Problem details
Here are some entries; quote each one exactly.

Data for processing
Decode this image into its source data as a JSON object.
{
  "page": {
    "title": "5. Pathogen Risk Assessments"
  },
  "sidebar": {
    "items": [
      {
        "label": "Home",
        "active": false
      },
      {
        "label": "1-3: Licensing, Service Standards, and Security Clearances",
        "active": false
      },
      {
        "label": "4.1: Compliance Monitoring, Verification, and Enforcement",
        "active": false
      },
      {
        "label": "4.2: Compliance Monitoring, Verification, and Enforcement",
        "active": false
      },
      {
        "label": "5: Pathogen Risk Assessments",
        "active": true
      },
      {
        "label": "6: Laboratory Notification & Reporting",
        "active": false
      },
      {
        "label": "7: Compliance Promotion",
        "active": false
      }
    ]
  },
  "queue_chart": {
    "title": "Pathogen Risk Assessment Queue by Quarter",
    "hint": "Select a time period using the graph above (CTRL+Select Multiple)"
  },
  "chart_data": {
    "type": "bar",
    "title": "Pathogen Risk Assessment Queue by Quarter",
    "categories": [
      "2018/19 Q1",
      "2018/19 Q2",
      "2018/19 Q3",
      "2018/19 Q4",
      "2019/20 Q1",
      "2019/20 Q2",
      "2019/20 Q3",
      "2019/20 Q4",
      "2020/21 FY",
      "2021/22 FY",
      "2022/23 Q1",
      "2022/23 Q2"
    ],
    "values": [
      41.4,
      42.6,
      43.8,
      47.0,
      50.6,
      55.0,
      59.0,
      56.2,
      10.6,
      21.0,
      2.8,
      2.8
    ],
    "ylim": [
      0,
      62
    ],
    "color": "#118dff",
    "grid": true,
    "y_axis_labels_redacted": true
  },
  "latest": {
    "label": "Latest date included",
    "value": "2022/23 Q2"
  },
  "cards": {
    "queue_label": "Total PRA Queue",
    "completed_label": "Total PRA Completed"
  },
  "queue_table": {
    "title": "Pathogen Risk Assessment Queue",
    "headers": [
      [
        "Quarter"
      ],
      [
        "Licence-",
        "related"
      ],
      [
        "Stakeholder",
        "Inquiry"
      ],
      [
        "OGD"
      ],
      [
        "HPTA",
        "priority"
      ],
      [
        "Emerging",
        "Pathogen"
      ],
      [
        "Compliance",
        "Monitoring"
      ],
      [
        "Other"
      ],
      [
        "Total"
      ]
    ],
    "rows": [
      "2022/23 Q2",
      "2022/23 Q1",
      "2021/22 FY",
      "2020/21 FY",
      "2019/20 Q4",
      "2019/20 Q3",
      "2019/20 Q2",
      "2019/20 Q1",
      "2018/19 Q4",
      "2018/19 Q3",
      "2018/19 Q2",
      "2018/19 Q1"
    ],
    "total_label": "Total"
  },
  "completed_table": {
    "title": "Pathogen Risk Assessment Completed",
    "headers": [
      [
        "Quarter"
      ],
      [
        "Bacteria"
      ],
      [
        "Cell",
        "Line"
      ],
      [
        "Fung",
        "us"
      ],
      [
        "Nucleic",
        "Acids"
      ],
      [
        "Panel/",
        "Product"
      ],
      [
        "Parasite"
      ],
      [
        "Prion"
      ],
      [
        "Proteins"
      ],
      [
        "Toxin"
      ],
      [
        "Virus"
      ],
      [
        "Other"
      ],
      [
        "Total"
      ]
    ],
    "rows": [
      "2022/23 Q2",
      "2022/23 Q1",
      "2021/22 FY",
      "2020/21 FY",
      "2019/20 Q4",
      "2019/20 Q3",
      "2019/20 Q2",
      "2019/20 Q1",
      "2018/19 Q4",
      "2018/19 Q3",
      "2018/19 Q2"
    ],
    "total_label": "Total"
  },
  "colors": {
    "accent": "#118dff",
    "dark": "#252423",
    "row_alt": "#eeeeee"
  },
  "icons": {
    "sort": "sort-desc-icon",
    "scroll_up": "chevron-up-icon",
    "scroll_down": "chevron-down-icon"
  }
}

Answer to this problem
Decode this image into its source data as a JSON object.
{
  "page": {
    "title": "5. Pathogen Risk Assessments"
  },
  "sidebar": {
    "items": [
      {
        "label": "Home",
        "active": false
      },
      {
        "label": "1-3: Licensing, Service Standards, and Security Clearances",
        "active": false
      },
      {
        "label": "4.1: Compliance Monitoring, Verification, and Enforcement",
        "active": false
      },
      {
        "label": "4.2: Compliance Monitoring, Verification, and Enforcement",
        "active": false
      },
      {
        "label": "5: Pathogen Risk Assessments",
        "active": true
      },
      {
        "label": "6: Laboratory Notification & Reporting",
        "active": false
      },
      {
        "label": "7: Compliance Promotion",
        "active": false
      }
    ]
  },
  "queue_chart": {
    "title": "Pathogen Risk Assessment Queue by Quarter",
    "hint": "Select a time period using the graph above (CTRL+Select Multiple)"
  },
  "chart_data": {
    "type": "bar",
    "title": "Pathogen Risk Assessment Queue by Quarter",
    "categories": [
      "2018/19 Q1",
      "2018/19 Q2",
      "2018/19 Q3",
      "2018/19 Q4",
      "2019/20 Q1",
      "2019/20 Q2",
      "2019/20 Q3",
      "2019/20 Q4",
      "2020/21 FY",
      "2021/22 FY",
      "2022/23 Q1",
      "2022/23 Q2"
    ],
    "values": [
      41.4,
      42.6,
      43.8,
      47.0,
      50.6,
      55.0,
      59.0,
      56.2,
      10.6,
      21.0,
      2.8,
      2.8
    ],
    "ylim": [
      0,
      62
    ],
    "color": "#118dff",
    "grid": true,
    "y_axis_labels_redacted": true
  },
  "latest": {
    "label": "Latest date included",
    "value": "2022/23 Q2"
  },
  "cards": {
    "queue_label": "Total PRA Queue",
    "completed_label": "Total PRA Completed"
  },
  "queue_table": {
    "title": "Pathogen Risk Assessment Queue",
    "headers": [
      [
        "Quarter"
      ],
      [
        "Licence-",
        "related"
      ],
      [
        "Stakeholder",
        "Inquiry"
      ],
      [
        "OGD"
      ],
      [
        "HPTA",
        "priority"
      ],
      [
        "Emerging",
        "Pathogen"
      ],
      [
        "Compliance",
        "Monitoring"
      ],
      [
        "Other"
      ],
      [
        "Total"
      ]
    ],
    "rows": [
      "2022/23 Q2",
      "2022/23 Q1",
      "2021/22 FY",
      "2020/21 FY",
      "2019/20 Q4",
      "2019/20 Q3",
      "2019/20 Q2",
      "2019/20 Q1",
      "2018/19 Q4",
      "2018/19 Q3",
      "2018/19 Q2",
      "2018/19 Q1"
    ],
    "total_label": "Total"
  },
  "completed_table": {
    "title": "Pathogen Risk Assessment Completed",
    "headers": [
      [
        "Quarter"
      ],
      [
        "Bacteria"
      ],
      [
        "Cell",
        "Line"
      ],
      [
        "Fung",
        "us"
      ],
      [
        "Nucleic",
        "Acids"
      ],
      [
        "Panel/",
        "Product"
      ],
      [
        "Parasite"
      ],
      [
        "Prion"
      ],
      [
        "Proteins"
      ],
      [
        "Toxin"
      ],
      [
        "Virus"
      ],
      [
        "Other"
      ],
      [
        "Total"
      ]
    ],
    "rows": [
      "2022/23 Q2",
      "2022/23 Q1",
      "2021/22 FY",
      "2020/21 FY",
      "2019/20 Q4",
      "2019/20 Q3",
      "2019/20 Q2",
      "2019/20 Q1",
      "2018/19 Q4",
      "2018/19 Q3",
      "2018/19 Q2"
    ],
    "total_label": "Total"
  },
  "colors": {
    "accent": "#118dff",
    "dark": "#252423",
    "row_alt": "#eeeeee"
  },
  "icons": {
    "sort": "sort-desc-icon",
    "scroll_up": "chevron-up-icon",
    "scroll_down": "chevron-down-icon"
  }
}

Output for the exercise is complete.